- [EXTRACTED MATERIAL]:
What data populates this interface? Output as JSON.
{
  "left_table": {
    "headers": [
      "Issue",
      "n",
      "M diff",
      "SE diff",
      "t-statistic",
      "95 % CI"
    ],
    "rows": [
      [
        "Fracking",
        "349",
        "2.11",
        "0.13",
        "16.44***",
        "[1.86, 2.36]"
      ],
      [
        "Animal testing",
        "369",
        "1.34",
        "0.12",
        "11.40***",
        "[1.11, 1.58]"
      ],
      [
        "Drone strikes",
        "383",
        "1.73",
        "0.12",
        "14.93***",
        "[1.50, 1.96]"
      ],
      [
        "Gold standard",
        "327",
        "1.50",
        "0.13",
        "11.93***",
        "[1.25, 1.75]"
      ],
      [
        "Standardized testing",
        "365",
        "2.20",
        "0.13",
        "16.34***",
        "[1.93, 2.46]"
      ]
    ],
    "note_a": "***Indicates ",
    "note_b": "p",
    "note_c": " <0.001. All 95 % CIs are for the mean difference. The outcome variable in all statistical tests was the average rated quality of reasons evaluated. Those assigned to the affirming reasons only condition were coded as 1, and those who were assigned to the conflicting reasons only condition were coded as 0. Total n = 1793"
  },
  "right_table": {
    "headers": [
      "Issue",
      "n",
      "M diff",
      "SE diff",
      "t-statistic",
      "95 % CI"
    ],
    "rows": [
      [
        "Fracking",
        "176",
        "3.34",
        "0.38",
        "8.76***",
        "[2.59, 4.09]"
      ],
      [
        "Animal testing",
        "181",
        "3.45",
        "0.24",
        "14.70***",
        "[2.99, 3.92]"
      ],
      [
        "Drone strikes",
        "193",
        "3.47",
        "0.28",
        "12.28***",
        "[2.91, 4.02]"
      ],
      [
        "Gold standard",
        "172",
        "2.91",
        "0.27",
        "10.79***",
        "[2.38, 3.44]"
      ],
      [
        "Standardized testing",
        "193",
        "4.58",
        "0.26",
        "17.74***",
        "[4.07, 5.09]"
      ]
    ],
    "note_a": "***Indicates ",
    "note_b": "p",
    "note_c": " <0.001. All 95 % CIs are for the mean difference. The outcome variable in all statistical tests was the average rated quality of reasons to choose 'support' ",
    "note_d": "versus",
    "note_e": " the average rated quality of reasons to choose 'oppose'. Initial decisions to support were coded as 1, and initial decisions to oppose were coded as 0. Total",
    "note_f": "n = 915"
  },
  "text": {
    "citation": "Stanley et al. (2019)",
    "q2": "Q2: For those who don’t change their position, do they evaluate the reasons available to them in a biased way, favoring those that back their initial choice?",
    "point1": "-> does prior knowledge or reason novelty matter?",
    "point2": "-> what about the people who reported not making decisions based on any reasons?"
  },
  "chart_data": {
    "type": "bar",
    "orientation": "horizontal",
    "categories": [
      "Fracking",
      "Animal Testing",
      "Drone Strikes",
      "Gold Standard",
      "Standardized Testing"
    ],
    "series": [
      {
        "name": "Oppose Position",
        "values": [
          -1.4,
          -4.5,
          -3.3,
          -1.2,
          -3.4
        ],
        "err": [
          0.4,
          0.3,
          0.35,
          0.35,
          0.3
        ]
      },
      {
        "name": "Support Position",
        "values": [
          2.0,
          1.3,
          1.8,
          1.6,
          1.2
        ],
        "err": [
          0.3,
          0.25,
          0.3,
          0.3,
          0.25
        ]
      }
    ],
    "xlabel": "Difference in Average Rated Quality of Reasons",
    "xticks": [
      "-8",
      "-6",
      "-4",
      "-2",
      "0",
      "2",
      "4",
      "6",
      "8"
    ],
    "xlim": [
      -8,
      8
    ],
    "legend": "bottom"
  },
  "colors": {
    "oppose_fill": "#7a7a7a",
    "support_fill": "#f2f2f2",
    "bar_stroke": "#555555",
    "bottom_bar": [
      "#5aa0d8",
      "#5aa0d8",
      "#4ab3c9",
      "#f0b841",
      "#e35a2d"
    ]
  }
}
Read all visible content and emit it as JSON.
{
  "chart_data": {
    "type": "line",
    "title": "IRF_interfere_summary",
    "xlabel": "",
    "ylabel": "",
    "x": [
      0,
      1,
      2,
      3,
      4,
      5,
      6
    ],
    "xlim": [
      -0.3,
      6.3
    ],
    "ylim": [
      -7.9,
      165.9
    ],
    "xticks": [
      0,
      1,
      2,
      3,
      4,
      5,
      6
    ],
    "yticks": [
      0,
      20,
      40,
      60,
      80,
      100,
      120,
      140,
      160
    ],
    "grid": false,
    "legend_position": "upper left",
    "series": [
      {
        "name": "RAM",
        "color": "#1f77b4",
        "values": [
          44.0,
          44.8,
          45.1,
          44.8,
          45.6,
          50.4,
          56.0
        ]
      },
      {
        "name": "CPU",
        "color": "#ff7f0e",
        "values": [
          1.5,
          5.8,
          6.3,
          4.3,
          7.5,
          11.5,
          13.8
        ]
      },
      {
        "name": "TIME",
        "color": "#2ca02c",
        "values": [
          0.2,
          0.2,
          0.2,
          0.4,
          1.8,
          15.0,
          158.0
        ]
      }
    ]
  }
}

- [GOAL]: All of the material must be reproduced exactly.

- [COMPLETED TASK]:
What data populates this interface? Output as JSON.
{
  "left_table": {
    "headers": [
      "Issue",
      "n",
      "M diff",
      "SE diff",
      "t-statistic",
      "95 % CI"
    ],
    "rows": [
      [
        "Fracking",
        "349",
        "2.11",
        "0.13",
        "16.44***",
        "[1.86, 2.36]"
      ],
      [
        "Animal testing",
        "369",
        "1.34",
        "0.12",
        "11.40***",
        "[1.11, 1.58]"
      ],
      [
        "Drone strikes",
        "383",
        "1.73",
        "0.12",
        "14.93***",
        "[1.50, 1.96]"
      ],
      [
        "Gold standard",
        "327",
        "1.50",
        "0.13",
        "11.93***",
        "[1.25, 1.75]"
      ],
      [
        "Standardized testing",
        "365",
        "2.20",
        "0.13",
        "16.34***",
        "[1.93, 2.46]"
      ]
    ],
    "note_a": "***Indicates ",
    "note_b": "p",
    "note_c": " <0.001. All 95 % CIs are for the mean difference. The outcome variable in all statistical tests was the average rated quality of reasons evaluated. Those assigned to the affirming reasons only condition were coded as 1, and those who were assigned to the conflicting reasons only condition were coded as 0. Total n = 1793"
  },
  "right_table": {
    "headers": [
      "Issue",
      "n",
      "M diff",
      "SE diff",
      "t-statistic",
      "95 % CI"
    ],
    "rows": [
      [
        "Fracking",
        "176",
        "3.34",
        "0.38",
        "8.76***",
        "[2.59, 4.09]"
      ],
      [
        "Animal testing",
        "181",
        "3.45",
        "0.24",
        "14.70***",
        "[2.99, 3.92]"
      ],
      [
        "Drone strikes",
        "193",
        "3.47",
        "0.28",
        "12.28***",
        "[2.91, 4.02]"
      ],
      [
        "Gold standard",
        "172",
        "2.91",
        "0.27",
        "10.79***",
        "[2.38, 3.44]"
      ],
      [
        "Standardized testing",
        "193",
        "4.58",
        "0.26",
        "17.74***",
        "[4.07, 5.09]"
      ]
    ],
    "note_a": "***Indicates ",
    "note_b": "p",
    "note_c": " <0.001. All 95 % CIs are for the mean difference. The outcome variable in all statistical tests was the average rated quality of reasons to choose 'support' ",
    "note_d": "versus",
    "note_e": " the average rated quality of reasons to choose 'oppose'. Initial decisions to support were coded as 1, and initial decisions to oppose were coded as 0. Total",
    "note_f": "n = 915"
  },
  "text": {
    "citation": "Stanley et al. (2019)",
    "q2": "Q2: For those who don’t change their position, do they evaluate the reasons available to them in a biased way, favoring those that back their initial choice?",
    "point1": "-> does prior knowledge or reason novelty matter?",
    "point2": "-> what about the people who reported not making decisions based on any reasons?"
  },
  "chart_data": {
    "type": "bar",
    "orientation": "horizontal",
    "categories": [
      "Fracking",
      "Animal Testing",
      "Drone Strikes",
      "Gold Standard",
      "Standardized Testing"
    ],
    "series": [
      {
        "name": "Oppose Position",
        "values": [
          -1.4,
          -4.5,
          -3.3,
          -1.2,
          -3.4
        ],
        "err": [
          0.4,
          0.3,
          0.35,
          0.35,
          0.3
        ]
      },
      {
        "name": "Support Position",
        "values": [
          2.0,
          1.3,
          1.8,
          1.6,
          1.2
        ],
        "err": [
          0.3,
          0.25,
          0.3,
          0.3,
          0.25
        ]
      }
    ],
    "xlabel": "Difference in Average Rated Quality of Reasons",
    "xticks": [
      "-8",
      "-6",
      "-4",
      "-2",
      "0",
      "2",
      "4",
      "6",
      "8"
    ],
    "xlim": [
      -8,
      8
    ],
    "legend": "bottom"
  },
  "colors": {
    "oppose_fill": "#7a7a7a",
    "support_fill": "#f2f2f2",
    "bar_stroke": "#555555",
    "bottom_bar": [
      "#5aa0d8",
      "#5aa0d8",
      "#4ab3c9",
      "#f0b841",
      "#e35a2d"
    ]
  }
}
Read all visible content and emit it as JSON.
{
  "chart_data": {
    "type": "line",
    "title": "IRF_interfere_summary",
    "xlabel": "",
    "ylabel": "",
    "x": [
      0,
      1,
      2,
      3,
      4,
      5,
      6
    ],
    "xlim": [
      -0.3,
      6.3
    ],
    "ylim": [
      -7.9,
      165.9
    ],
    "xticks": [
      0,
      1,
      2,
      3,
      4,
      5,
      6
    ],
    "yticks": [
      0,
      20,
      40,
      60,
      80,
      100,
      120,
      140,
      160
    ],
    "grid": false,
    "legend_position": "upper left",
    "series": [
      {
        "name": "RAM",
        "color": "#1f77b4",
        "values": [
          44.0,
          44.8,
          45.1,
          44.8,
          45.6,
          50.4,
          56.0
        ]
      },
      {
        "name": "CPU",
        "color": "#ff7f0e",
        "values": [
          1.5,
          5.8,
          6.3,
          4.3,
          7.5,
          11.5,
          13.8
        ]
      },
      {
        "name": "TIME",
        "color": "#2ca02c",
        "values": [
          0.2,
          0.2,
          0.2,
          0.4,
          1.8,
          15.0,
          158.0
        ]
      }
    ]
  }
}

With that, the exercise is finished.